Short task: Determine the count of lines holding "MODULE" and give that count alone.

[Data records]
■ ■ ■ ■ ■

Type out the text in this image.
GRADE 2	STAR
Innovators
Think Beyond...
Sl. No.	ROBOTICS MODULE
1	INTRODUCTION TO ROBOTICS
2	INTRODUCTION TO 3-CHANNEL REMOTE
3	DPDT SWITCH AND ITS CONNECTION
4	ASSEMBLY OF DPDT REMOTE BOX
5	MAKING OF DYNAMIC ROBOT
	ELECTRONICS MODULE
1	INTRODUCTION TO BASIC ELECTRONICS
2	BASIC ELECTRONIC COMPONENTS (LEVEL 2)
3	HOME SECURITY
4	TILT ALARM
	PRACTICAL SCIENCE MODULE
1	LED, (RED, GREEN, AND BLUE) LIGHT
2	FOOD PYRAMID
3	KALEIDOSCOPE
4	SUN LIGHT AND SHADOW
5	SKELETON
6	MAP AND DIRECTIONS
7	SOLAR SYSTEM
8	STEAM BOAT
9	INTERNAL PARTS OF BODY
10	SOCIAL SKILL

■ ■ ■ ■ ■

Answer to the task: 3